:: Given information ::

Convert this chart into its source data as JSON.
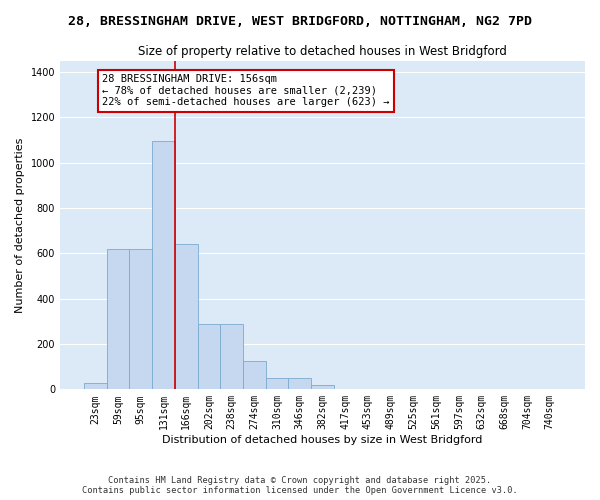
{
  "title_line1": "28, BRESSINGHAM DRIVE, WEST BRIDGFORD, NOTTINGHAM, NG2 7PD",
  "title_line2": "Size of property relative to detached houses in West Bridgford",
  "xlabel": "Distribution of detached houses by size in West Bridgford",
  "ylabel": "Number of detached properties",
  "bar_color": "#c5d8f0",
  "bar_edge_color": "#7aabce",
  "background_color": "#dce9f7",
  "fig_background_color": "#ffffff",
  "grid_color": "#ffffff",
  "categories": [
    "23sqm",
    "59sqm",
    "95sqm",
    "131sqm",
    "166sqm",
    "202sqm",
    "238sqm",
    "274sqm",
    "310sqm",
    "346sqm",
    "382sqm",
    "417sqm",
    "453sqm",
    "489sqm",
    "525sqm",
    "561sqm",
    "597sqm",
    "632sqm",
    "668sqm",
    "704sqm",
    "740sqm"
  ],
  "values": [
    30,
    620,
    620,
    1095,
    640,
    290,
    290,
    125,
    48,
    48,
    18,
    0,
    0,
    0,
    0,
    0,
    0,
    0,
    0,
    0,
    0
  ],
  "ylim": [
    0,
    1450
  ],
  "yticks": [
    0,
    200,
    400,
    600,
    800,
    1000,
    1200,
    1400
  ],
  "vline_color": "#cc0000",
  "annotation_title": "28 BRESSINGHAM DRIVE: 156sqm",
  "annotation_line1": "← 78% of detached houses are smaller (2,239)",
  "annotation_line2": "22% of semi-detached houses are larger (623) →",
  "annotation_box_color": "#ffffff",
  "annotation_box_edge": "#cc0000",
  "footer_line1": "Contains HM Land Registry data © Crown copyright and database right 2025.",
  "footer_line2": "Contains public sector information licensed under the Open Government Licence v3.0.",
  "title_fontsize": 9.5,
  "subtitle_fontsize": 8.5,
  "axis_label_fontsize": 8,
  "tick_fontsize": 7,
  "annotation_fontsize": 7.5
}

:::

* Requirement *
Say how many lines contain the string "data", giving nothing but the count.

* Result for this exercise *
2